# EXERCISE DETAILS
Note each line where "termínu" appears, and copy it.

Stored entries:
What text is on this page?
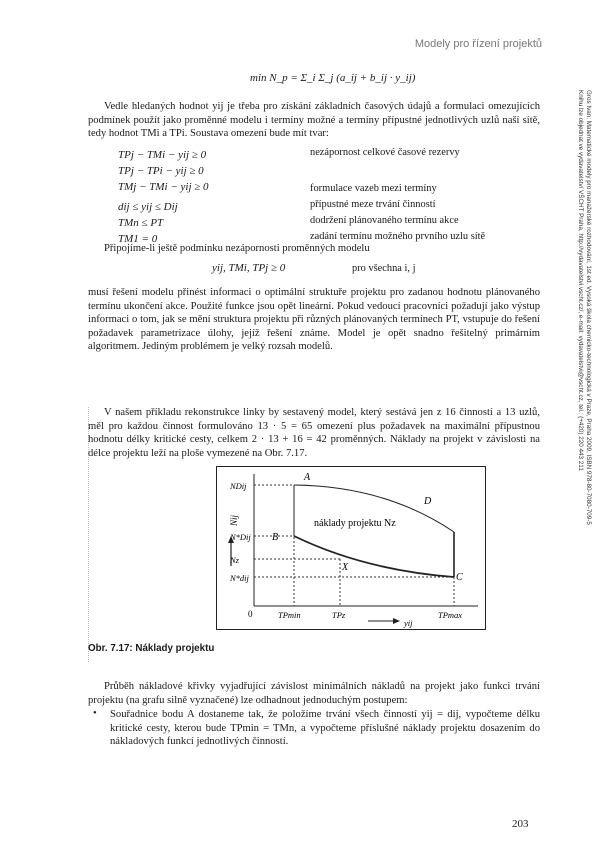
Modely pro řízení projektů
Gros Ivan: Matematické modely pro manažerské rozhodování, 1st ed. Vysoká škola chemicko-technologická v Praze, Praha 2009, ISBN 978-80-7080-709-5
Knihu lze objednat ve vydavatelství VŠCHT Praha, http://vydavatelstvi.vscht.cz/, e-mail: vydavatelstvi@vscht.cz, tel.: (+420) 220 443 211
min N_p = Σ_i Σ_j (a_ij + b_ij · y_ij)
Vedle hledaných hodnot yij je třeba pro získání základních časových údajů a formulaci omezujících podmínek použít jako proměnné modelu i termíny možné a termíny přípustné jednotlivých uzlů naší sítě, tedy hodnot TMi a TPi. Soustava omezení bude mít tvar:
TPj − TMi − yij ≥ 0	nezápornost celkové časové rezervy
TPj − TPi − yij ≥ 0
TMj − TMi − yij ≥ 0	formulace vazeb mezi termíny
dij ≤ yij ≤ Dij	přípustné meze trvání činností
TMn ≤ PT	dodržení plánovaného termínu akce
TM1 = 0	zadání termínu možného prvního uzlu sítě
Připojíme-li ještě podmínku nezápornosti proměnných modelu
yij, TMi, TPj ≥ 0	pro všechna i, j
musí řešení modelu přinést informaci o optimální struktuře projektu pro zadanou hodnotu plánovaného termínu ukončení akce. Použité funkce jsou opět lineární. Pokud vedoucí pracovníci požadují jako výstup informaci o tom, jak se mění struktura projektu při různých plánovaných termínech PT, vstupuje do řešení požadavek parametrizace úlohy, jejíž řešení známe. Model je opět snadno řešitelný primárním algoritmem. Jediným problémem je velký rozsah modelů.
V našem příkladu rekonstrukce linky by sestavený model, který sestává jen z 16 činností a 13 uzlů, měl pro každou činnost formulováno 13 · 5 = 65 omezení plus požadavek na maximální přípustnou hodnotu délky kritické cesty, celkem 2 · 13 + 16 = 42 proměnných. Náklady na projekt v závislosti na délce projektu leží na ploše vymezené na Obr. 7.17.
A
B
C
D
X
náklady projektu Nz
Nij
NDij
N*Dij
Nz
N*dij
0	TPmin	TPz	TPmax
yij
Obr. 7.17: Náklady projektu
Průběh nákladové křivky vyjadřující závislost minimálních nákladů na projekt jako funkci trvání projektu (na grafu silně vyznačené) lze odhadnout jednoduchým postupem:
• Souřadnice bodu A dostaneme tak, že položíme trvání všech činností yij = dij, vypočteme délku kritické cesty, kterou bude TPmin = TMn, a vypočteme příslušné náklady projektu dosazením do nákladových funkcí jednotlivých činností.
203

==

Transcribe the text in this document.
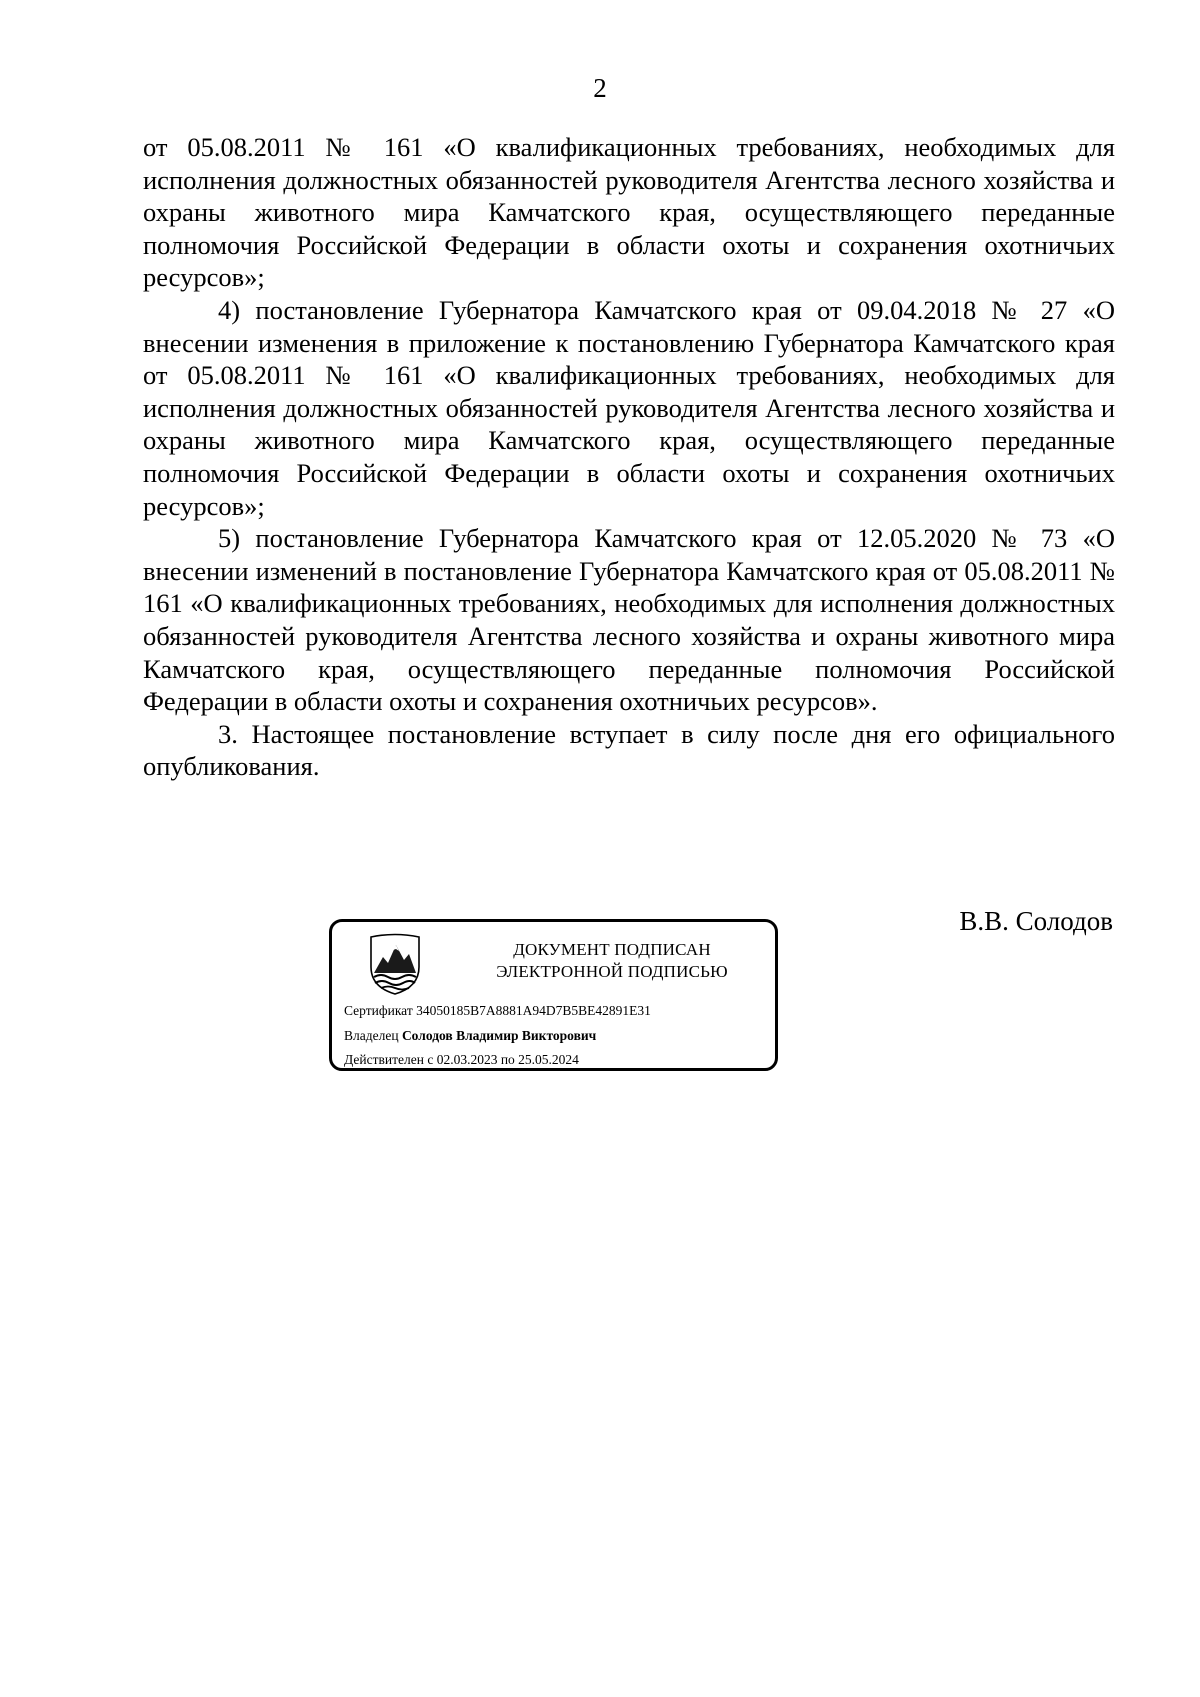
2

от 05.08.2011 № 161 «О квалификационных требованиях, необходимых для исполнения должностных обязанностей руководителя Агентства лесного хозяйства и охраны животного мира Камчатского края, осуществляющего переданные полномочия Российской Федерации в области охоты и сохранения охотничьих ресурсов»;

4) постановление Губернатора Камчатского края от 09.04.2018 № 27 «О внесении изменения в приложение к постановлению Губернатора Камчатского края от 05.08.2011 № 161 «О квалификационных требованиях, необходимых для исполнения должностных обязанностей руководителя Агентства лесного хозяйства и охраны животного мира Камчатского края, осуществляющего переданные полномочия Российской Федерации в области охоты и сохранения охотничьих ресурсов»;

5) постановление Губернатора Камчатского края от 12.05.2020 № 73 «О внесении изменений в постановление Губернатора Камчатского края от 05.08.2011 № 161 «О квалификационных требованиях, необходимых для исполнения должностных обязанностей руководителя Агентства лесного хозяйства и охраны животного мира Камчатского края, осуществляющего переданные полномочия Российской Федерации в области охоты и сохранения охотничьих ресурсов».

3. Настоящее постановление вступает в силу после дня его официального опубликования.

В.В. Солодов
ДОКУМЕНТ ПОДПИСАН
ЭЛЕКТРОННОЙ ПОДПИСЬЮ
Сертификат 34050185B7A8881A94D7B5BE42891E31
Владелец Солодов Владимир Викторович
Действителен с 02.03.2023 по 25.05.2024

...

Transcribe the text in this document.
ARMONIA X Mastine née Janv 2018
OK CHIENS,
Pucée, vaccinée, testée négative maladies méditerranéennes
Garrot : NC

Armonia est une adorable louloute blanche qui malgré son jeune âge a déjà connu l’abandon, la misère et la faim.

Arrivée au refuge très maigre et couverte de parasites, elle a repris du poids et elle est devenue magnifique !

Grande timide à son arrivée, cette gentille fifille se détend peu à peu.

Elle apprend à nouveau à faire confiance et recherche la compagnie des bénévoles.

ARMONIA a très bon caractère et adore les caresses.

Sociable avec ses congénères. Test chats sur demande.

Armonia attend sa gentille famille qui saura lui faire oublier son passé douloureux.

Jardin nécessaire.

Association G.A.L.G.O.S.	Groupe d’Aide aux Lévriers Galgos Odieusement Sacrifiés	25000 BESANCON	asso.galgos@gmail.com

# WRITTEN SOLUTION
TMn ≤ PT	dodržení plánovaného termínu akce
TM1 = 0	zadání termínu možného prvního uzlu sítě
musí řešení modelu přinést informaci o optimální struktuře projektu pro zadanou hodnotu plánovaného termínu ukončení akce. Použité funkce jsou opět lineární. Pokud vedoucí pracovníci požadují jako výstup informaci o tom, jak se mění struktura projektu při různých plánovaných termínech PT, vstupuje do řešení požadavek parametrizace úlohy, jejíž řešení známe. Model je opět snadno řešitelný primárním algoritmem. Jediným problémem je velký rozsah modelů.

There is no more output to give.